[Data records]
# # # # #
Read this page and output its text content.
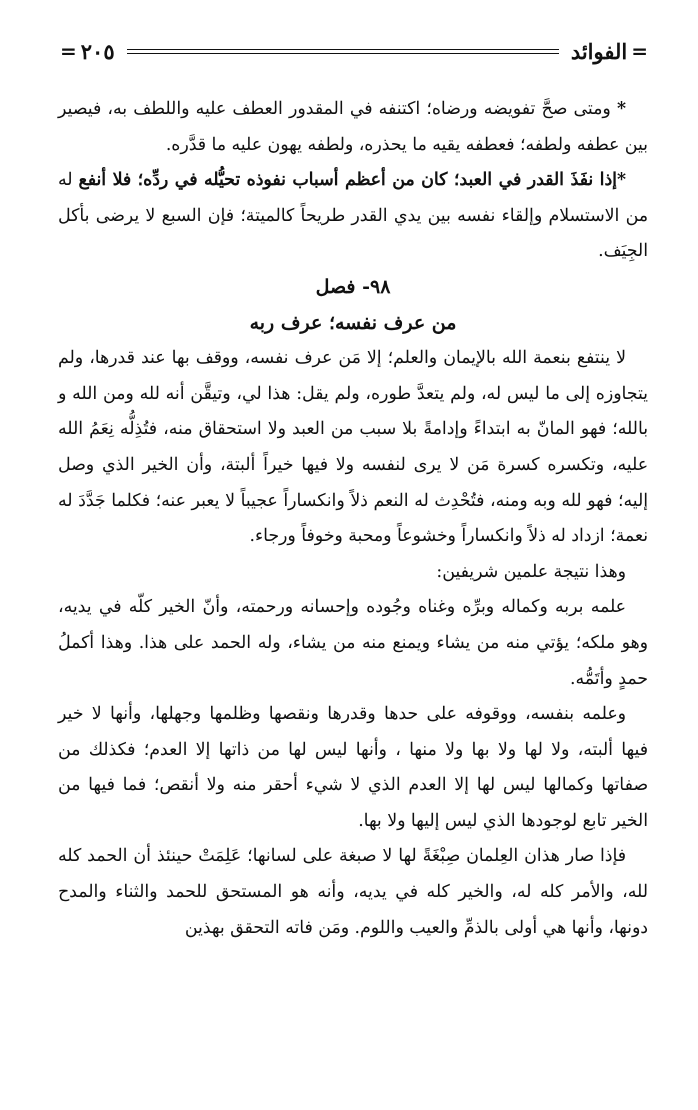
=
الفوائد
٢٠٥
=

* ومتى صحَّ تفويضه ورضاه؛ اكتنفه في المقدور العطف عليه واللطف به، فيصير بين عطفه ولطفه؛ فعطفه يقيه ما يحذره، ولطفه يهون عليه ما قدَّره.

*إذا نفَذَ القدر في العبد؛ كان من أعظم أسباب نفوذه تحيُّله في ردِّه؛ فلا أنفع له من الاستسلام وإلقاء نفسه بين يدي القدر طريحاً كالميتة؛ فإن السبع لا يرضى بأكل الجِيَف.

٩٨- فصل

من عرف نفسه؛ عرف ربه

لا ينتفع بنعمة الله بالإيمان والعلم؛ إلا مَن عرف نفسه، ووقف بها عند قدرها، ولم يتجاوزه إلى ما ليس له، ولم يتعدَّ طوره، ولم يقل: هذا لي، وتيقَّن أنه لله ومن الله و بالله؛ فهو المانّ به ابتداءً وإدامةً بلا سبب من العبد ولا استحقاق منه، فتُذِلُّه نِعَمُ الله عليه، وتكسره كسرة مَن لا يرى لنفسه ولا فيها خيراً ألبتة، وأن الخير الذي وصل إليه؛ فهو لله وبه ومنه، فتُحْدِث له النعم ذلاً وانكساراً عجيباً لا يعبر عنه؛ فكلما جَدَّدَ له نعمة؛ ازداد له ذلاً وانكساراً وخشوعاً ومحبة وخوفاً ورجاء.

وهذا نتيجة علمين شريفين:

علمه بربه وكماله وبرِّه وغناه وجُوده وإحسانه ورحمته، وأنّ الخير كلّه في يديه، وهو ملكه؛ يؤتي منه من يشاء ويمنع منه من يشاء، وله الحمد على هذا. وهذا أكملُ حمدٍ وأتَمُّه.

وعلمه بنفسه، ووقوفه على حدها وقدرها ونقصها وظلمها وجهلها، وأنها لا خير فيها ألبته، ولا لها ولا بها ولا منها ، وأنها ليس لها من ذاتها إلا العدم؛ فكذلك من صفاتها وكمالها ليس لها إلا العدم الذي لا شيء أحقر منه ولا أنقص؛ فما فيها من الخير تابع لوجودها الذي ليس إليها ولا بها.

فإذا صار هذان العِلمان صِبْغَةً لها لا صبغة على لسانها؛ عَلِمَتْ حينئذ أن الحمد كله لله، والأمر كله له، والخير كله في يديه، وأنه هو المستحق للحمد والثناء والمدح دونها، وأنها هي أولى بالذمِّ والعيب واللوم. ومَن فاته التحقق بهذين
# # # # #
What this task involves: Copy out each record shown above without alteration, skipping any picture.

Solution for this exercise:
Read this page and output its text content.
=
الفوائد
٢٠٥
=

* ومتى صحَّ تفويضه ورضاه؛ اكتنفه في المقدور العطف عليه واللطف به، فيصير بين عطفه ولطفه؛ فعطفه يقيه ما يحذره، ولطفه يهون عليه ما قدَّره.

*إذا نفَذَ القدر في العبد؛ كان من أعظم أسباب نفوذه تحيُّله في ردِّه؛ فلا أنفع له من الاستسلام وإلقاء نفسه بين يدي القدر طريحاً كالميتة؛ فإن السبع لا يرضى بأكل الجِيَف.

٩٨- فصل

من عرف نفسه؛ عرف ربه

لا ينتفع بنعمة الله بالإيمان والعلم؛ إلا مَن عرف نفسه، ووقف بها عند قدرها، ولم يتجاوزه إلى ما ليس له، ولم يتعدَّ طوره، ولم يقل: هذا لي، وتيقَّن أنه لله ومن الله و بالله؛ فهو المانّ به ابتداءً وإدامةً بلا سبب من العبد ولا استحقاق منه، فتُذِلُّه نِعَمُ الله عليه، وتكسره كسرة مَن لا يرى لنفسه ولا فيها خيراً ألبتة، وأن الخير الذي وصل إليه؛ فهو لله وبه ومنه، فتُحْدِث له النعم ذلاً وانكساراً عجيباً لا يعبر عنه؛ فكلما جَدَّدَ له نعمة؛ ازداد له ذلاً وانكساراً وخشوعاً ومحبة وخوفاً ورجاء.

وهذا نتيجة علمين شريفين:

علمه بربه وكماله وبرِّه وغناه وجُوده وإحسانه ورحمته، وأنّ الخير كلّه في يديه، وهو ملكه؛ يؤتي منه من يشاء ويمنع منه من يشاء، وله الحمد على هذا. وهذا أكملُ حمدٍ وأتَمُّه.

وعلمه بنفسه، ووقوفه على حدها وقدرها ونقصها وظلمها وجهلها، وأنها لا خير فيها ألبته، ولا لها ولا بها ولا منها ، وأنها ليس لها من ذاتها إلا العدم؛ فكذلك من صفاتها وكمالها ليس لها إلا العدم الذي لا شيء أحقر منه ولا أنقص؛ فما فيها من الخير تابع لوجودها الذي ليس إليها ولا بها.

فإذا صار هذان العِلمان صِبْغَةً لها لا صبغة على لسانها؛ عَلِمَتْ حينئذ أن الحمد كله لله، والأمر كله له، والخير كله في يديه، وأنه هو المستحق للحمد والثناء والمدح دونها، وأنها هي أولى بالذمِّ والعيب واللوم. ومَن فاته التحقق بهذين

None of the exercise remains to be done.